_Problem details:_
In the entries, find all lines that hold the word "Sicherheit" and copy them.

[Excerpts from a transcription dataset]
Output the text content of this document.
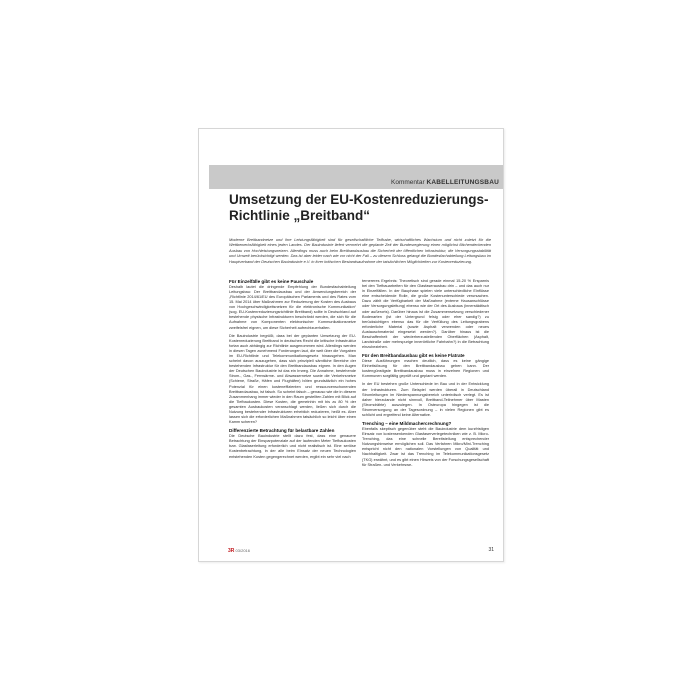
Kommentar KABELLEITUNGSBAU
Umsetzung der EU-Kostenreduzierungs-
Richtlinie „Breitband“
Moderne Breitbandnetze und ihre Leistungsfähigkeit sind für gesellschaftliche Teilhabe, wirtschaftliches Wachstum und nicht zuletzt für die Wettbewerbsfähigkeit eines jeden Landes. Der Bauindustrie liefert vermehrt die geplante Zeit der Bundesregierung einen möglichst flächendeckenden Ausbau von Hochleistungsnetzen. Allerdings muss auch beim Breitbandausbau die Sicherheit der öffentlichen Infrastruktur, die Versorgungsstabilität und Umwelt berücksichtigt werden. Das ist aber leider nach wie vor nicht der Fall – zu diesem Schluss gelangt die Bundesfachabteilung Leitungsbau im Hauptverband der Deutschen Bauindustrie e.V. in ihrer kritischen Bestandsaufnahme der tatsächlichen Möglichkeiten zur Kostenreduzierung.
Für Einzelfälle gibt es keine Pauschale

Deshalb lautet die dringende Empfehlung der Bundesfachabteilung Leitungsbau: Der Breitbandausbau und der Anwendungsbereich der „Richtlinie 2014/61/EU des Europäischen Parlaments und des Rates vom 15. Mai 2014 über Maßnahmen zur Reduzierung der Kosten des Ausbaus von Hochgeschwindigkeitsnetzen für die elektronische Kommunikation“ (sog. EU-Kostenreduzierungsrichtlinie Breitband) sollte in Deutschland auf bestehende physische Infrastrukturen beschränkt werden, die sich für die Aufnahme von Komponenten elektronischer Kommunikationsnetze zweifelsfrei eignen, um diese Sicherheit aufrechtzuerhalten.

Die Bauindustrie begrüßt, dass bei der geplanten Umsetzung der EU-Kostenreduzierung Breitband in deutsches Recht die kritische Infrastruktur fortan auch abhängig zur Richtlinie ausgenommen wird. Allerdings werden in diesen Tagen zunehmend Forderungen laut, die weit über die Vorgaben im EU-Richtlinie und Telekommunikationsgesetz hinausgehen. Man scheint davon auszugehen, dass sich prinzipiell sämtliche Bereiche der bestehenden Infrastruktur für den Breitbandausbau eignen. In den Augen der Deutschen Bauindustrie ist das ein Irrweg. Die Annahme, bestehende Strom-, Gas-, Fernwärme- und Abwassernetze sowie die Verkehrsnetze (Schiene, Straße, Häfen und Flughäfen) böten grundsätzlich ein hohes Potenzial für einen kosteneffizienten und ressourcenschonenden Breitbandausbau, ist falsch. So scheint falsch – genauso wie die in diesem Zusammenhang immer wieder in den Raum gestellten Zahlen mit Blick auf die Tiefbaukosten. Diese Kosten, die gemeinhin mit bis zu 80 % der gesamten Ausbaukosten veranschlagt werden, ließen sich durch die Nutzung bestehender Infrastrukturen erheblich reduzieren, heißt es. Aber lassen sich die erforderlichen Maßnahmen tatsächlich so leicht über einen Kamm scheren?

Differenzierte Betrachtung für belastbare Zahlen

Die Deutsche Bauindustrie stellt dazu fest, dass eine genauere Betrachtung der Einsparpotenziale auf der laufenden Meter Tiefbaukosten bzw. Glasfaserleitung erforderlich und nicht realistisch ist. Eine seriöse Kostenbetrachtung, in der alle beim Einsatz der neuen Technologien entstehenden Kosten gegengerechnet werden, ergibt ein sehr viel nach

ternereres Ergebnis: Theoretisch sind gerade einmal 15-20 % Ersparnis bei den Tiefbauarbeiten für den Glasfaserausbau drin – und das auch nur in Einzelfällen. In der Bauphase spielen viele unterschiedliche Einflüsse eine entscheidende Rolle, die große Kostenunterschiede verursachen. Dazu zählt die Verfügbarkeit der Maßnahme (externe Hausanschlüsse oder Versorgungsleitung) ebenso wie der Ort des Ausbaus (innerstädtisch oder außerorts). Darüber hinaus ist die Zusammensetzung verschiedener Bodenarten (ist der Untergrund felsig oder eher sandig?) zu berücksichtigen ebenso das für die Verfüllung des Leitungsgrabens erforderliche Material (sowie Asphalt verwenden oder neues Austauschmaterial eingesetzt werden?). Darüber hinaus ist die Beschaffenheit der wiederherzustellenden Oberflächen (Asphalt, Landstraße oder mehrspurige innerörtliche Fahrbahn?) in die Betrachtung einzubeziehen.

Für den Breitbandausbau gibt es keine Flatrate

Diese Ausführungen machen deutlich, dass es keine gängige Einheitslösung für den Breitbandausbau geben kann. Der kostengünstigste Breitbandausbau muss in einzelnen Regionen und Kommunen sorgfältig geprüft und geplant werden.

In der EU bestehen große Unterschiede im Bau und in der Entwicklung der Infrastrukturen. Zum Beispiel werden überall in Deutschland Stromleitungen im Niederspannungsbereich unterirdisch verlegt. Es ist daher hierzulande nicht sinnvoll, Breitband-Teilnehmer über Masten (Stromdrähte) auszulegen. In Osteuropa hingegen ist die Stromversorgung an der Tagesordnung – in vielen Regionen gibt es schlicht und ergreifend keine Alternative.

Trenching – eine Mildmachercrechnung?

Ebenfalls skeptisch gegenüber steht die Bauindustrie dem kurzfristigen Einsatz von kostensenkenden Glasfaserverlegetechniken wie z. B. Micro-Trenching, das eine schnelle Bereitstellung entsprechender Nutzungshinweise ermöglichen soll. Das Verfahren Mikro/Mini-Trenching entspricht nicht den nationalen Vorstellungen von Qualität und Nachhaltigkeit. Zwar ist das Trenching im Telekommunikationsgesetz (TKG) erwähnt, und es gibt einen Hinweis von der Forschungsgesellschaft für Straßen- und Verkehrswe-

3R 03/2016	31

_Written solution:_
Moderne Breitbandnetze und ihre Leistungsfähigkeit sind für gesellschaftliche Teilhabe, wirtschaftliches Wachstum und nicht zuletzt für die Wettbewerbsfähigkeit eines jeden Landes. Der Bauindustrie liefert vermehrt die geplante Zeit der Bundesregierung einen möglichst flächendeckenden Ausbau von Hochleistungsnetzen. Allerdings muss auch beim Breitbandausbau die Sicherheit der öffentlichen Infrastruktur, die Versorgungsstabilität und Umwelt berücksichtigt werden. Das ist aber leider nach wie vor nicht der Fall – zu diesem Schluss gelangt die Bundesfachabteilung Leitungsbau im Hauptverband der Deutschen Bauindustrie e.V. in ihrer kritischen Bestandsaufnahme der tatsächlichen Möglichkeiten zur Kostenreduzierung.
Deshalb lautet die dringende Empfehlung der Bundesfachabteilung Leitungsbau: Der Breitbandausbau und der Anwendungsbereich der „Richtlinie 2014/61/EU des Europäischen Parlaments und des Rates vom 15. Mai 2014 über Maßnahmen zur Reduzierung der Kosten des Ausbaus von Hochgeschwindigkeitsnetzen für die elektronische Kommunikation“ (sog. EU-Kostenreduzierungsrichtlinie Breitband) sollte in Deutschland auf bestehende physische Infrastrukturen beschränkt werden, die sich für die Aufnahme von Komponenten elektronischer Kommunikationsnetze zweifelsfrei eignen, um diese Sicherheit aufrechtzuerhalten.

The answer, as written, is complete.